Records provided

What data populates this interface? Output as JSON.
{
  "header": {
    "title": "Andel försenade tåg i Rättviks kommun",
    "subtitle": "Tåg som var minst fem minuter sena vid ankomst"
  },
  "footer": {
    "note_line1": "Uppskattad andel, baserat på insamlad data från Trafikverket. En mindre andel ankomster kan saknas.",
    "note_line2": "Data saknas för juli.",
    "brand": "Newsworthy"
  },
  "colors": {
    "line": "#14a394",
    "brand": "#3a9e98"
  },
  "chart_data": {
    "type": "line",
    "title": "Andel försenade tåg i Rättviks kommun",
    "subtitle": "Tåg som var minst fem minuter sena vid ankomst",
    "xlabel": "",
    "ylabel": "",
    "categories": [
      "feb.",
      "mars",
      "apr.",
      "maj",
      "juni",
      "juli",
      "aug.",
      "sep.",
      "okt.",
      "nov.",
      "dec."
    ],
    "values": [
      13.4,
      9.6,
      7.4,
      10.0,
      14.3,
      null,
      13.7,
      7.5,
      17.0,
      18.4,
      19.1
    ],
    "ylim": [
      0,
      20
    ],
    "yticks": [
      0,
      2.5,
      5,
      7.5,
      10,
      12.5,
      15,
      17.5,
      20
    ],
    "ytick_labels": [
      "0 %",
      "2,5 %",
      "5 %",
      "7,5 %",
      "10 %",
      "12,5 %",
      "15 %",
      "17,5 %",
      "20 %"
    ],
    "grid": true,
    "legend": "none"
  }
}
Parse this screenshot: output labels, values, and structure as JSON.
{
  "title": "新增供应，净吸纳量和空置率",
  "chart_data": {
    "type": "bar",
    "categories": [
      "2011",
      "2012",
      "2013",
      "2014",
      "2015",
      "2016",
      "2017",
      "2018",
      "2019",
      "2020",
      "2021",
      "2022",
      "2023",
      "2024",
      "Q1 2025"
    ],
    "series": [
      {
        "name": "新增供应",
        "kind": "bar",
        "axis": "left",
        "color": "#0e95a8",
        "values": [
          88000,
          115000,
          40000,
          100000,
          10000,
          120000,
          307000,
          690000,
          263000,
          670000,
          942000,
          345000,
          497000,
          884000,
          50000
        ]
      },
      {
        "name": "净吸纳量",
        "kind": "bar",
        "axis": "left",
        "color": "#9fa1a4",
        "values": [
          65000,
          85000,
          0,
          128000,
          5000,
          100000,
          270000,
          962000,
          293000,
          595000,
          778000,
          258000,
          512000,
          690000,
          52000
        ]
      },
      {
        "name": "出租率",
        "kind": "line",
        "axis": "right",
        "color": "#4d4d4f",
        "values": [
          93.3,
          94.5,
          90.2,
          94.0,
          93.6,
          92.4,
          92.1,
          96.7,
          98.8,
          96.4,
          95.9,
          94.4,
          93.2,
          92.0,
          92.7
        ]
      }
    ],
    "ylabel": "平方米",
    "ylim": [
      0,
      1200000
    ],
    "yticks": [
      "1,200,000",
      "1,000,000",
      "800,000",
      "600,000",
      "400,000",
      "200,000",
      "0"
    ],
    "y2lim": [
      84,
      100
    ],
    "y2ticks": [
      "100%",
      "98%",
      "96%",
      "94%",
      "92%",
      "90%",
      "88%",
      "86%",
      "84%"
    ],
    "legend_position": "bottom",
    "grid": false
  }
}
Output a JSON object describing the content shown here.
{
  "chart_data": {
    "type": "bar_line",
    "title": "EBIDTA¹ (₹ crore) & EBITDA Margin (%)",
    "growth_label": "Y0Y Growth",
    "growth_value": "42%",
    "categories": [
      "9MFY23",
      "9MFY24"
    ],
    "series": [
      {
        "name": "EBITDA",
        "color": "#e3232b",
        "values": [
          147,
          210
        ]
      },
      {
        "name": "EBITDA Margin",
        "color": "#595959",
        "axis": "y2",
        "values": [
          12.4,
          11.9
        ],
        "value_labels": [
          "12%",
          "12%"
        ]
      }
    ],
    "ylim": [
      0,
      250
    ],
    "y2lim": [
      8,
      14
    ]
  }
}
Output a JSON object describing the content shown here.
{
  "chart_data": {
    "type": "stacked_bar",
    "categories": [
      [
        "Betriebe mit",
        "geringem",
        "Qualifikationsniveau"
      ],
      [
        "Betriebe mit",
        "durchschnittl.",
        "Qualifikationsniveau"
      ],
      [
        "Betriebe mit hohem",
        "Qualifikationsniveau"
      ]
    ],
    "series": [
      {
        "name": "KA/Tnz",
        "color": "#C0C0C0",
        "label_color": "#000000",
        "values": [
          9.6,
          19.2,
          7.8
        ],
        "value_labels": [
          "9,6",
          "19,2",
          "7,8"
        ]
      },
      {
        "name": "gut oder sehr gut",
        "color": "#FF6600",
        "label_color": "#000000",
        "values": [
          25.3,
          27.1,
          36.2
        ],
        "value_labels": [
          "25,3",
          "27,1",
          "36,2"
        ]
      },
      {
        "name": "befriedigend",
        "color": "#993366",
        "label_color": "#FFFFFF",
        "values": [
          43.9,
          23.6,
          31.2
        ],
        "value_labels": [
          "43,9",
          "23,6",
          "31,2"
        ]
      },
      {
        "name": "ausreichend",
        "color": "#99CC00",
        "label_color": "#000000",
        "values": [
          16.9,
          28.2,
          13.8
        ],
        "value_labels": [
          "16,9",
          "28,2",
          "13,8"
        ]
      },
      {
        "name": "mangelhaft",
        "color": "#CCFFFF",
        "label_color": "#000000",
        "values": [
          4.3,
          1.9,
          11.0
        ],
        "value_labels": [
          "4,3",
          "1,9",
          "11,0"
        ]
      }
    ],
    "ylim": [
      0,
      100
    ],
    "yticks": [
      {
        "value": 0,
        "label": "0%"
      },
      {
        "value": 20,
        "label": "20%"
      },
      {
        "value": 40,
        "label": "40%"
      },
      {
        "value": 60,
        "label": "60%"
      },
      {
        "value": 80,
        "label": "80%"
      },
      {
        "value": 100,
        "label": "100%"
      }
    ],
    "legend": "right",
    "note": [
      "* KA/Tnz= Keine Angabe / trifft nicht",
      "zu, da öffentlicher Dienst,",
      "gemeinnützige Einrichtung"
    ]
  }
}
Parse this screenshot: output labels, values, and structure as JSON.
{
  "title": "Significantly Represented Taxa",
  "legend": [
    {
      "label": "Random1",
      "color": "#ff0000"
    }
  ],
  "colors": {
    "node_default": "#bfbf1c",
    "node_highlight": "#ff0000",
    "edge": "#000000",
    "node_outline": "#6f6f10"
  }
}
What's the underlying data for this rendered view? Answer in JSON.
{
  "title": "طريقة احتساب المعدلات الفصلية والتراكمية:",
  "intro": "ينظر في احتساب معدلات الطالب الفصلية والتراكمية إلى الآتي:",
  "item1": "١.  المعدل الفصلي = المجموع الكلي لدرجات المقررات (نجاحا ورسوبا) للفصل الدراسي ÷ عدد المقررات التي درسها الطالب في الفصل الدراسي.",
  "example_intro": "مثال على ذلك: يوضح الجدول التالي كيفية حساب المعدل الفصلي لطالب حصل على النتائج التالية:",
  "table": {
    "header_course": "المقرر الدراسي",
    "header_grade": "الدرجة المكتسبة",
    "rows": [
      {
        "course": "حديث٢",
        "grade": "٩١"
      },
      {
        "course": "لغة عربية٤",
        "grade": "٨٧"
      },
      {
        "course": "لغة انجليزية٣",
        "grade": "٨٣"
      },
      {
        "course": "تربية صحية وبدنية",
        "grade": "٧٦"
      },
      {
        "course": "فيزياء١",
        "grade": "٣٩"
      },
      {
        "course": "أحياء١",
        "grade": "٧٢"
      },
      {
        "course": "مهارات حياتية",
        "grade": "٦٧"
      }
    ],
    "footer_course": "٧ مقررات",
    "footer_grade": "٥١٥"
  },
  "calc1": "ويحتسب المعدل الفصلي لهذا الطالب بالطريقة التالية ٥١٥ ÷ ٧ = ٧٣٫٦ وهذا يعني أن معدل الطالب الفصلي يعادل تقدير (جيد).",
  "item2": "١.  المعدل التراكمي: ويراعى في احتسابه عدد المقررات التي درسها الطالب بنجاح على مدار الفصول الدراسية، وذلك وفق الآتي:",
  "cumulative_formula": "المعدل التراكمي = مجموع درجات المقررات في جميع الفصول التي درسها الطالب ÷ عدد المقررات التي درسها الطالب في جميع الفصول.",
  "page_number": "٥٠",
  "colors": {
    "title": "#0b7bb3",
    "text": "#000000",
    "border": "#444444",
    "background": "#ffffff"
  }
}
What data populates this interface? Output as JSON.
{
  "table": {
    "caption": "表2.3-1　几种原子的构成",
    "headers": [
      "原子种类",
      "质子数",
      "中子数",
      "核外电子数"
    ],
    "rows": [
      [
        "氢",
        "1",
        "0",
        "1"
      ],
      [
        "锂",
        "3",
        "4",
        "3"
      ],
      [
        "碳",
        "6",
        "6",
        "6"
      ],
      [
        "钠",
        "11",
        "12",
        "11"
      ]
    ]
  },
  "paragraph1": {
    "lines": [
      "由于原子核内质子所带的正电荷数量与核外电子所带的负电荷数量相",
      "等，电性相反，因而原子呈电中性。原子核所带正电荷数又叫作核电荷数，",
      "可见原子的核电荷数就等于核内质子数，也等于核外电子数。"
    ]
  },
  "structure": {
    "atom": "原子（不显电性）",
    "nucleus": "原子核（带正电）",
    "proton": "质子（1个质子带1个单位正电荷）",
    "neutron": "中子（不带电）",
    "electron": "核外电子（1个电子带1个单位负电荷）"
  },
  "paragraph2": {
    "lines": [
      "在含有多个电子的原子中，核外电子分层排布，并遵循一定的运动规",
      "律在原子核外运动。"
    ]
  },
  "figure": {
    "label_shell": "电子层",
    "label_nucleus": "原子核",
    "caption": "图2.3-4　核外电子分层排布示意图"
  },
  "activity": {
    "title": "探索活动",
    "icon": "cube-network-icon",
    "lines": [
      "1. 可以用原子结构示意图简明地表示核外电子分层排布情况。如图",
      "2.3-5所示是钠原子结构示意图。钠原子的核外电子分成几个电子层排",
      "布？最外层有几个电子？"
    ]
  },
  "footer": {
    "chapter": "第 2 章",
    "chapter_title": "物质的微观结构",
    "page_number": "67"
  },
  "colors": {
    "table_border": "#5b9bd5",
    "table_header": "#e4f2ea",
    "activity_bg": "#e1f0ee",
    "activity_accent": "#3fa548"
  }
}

What is asked
Show every line above in which the word "المقررات" occurs.

Result for this task
  "item1": "١.  المعدل الفصلي = المجموع الكلي لدرجات المقررات (نجاحا ورسوبا) للفصل الدراسي ÷ عدد المقررات التي درسها الطالب في الفصل الدراسي.",
  "item2": "١.  المعدل التراكمي: ويراعى في احتسابه عدد المقررات التي درسها الطالب بنجاح على مدار الفصول الدراسية، وذلك وفق الآتي:",
  "cumulative_formula": "المعدل التراكمي = مجموع درجات المقررات في جميع الفصول التي درسها الطالب ÷ عدد المقررات التي درسها الطالب في جميع الفصول.",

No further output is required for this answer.